> _JOB_
Identify each line below containing the string "question" and copy it.

>> Start RECORDS FOR PROCESSING

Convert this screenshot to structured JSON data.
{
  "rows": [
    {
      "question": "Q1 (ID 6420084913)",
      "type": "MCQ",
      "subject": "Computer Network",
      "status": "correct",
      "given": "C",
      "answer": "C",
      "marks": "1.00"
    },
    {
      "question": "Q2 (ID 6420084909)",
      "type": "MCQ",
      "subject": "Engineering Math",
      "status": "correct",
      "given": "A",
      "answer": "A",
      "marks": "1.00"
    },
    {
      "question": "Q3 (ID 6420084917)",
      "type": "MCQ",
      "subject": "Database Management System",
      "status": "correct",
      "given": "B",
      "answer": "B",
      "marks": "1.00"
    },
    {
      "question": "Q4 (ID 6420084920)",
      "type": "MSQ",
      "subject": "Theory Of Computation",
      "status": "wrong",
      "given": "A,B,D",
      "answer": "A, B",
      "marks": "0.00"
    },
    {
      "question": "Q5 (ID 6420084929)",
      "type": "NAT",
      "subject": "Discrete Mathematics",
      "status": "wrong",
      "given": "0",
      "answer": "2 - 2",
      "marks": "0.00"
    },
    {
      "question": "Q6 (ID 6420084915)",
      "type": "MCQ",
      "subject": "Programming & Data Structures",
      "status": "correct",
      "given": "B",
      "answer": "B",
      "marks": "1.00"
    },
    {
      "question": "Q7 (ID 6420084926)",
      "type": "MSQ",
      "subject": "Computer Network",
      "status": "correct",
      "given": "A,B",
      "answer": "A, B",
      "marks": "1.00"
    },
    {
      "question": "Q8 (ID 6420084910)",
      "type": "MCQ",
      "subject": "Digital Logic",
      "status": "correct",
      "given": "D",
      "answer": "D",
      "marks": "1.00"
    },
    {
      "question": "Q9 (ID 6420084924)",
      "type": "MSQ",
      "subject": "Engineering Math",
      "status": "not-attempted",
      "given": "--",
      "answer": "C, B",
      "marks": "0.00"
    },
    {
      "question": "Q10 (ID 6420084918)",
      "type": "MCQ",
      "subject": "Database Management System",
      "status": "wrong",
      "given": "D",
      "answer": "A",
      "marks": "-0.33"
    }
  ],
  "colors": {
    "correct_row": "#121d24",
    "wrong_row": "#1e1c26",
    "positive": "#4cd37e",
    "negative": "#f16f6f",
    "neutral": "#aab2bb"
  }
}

>> End RECORDS FOR PROCESSING

> _WRITTEN SOLUTION_
      "question": "Q1 (ID 6420084913)",
      "question": "Q2 (ID 6420084909)",
      "question": "Q3 (ID 6420084917)",
      "question": "Q4 (ID 6420084920)",
      "question": "Q5 (ID 6420084929)",
      "question": "Q6 (ID 6420084915)",
      "question": "Q7 (ID 6420084926)",
      "question": "Q8 (ID 6420084910)",
      "question": "Q9 (ID 6420084924)",
      "question": "Q10 (ID 6420084918)",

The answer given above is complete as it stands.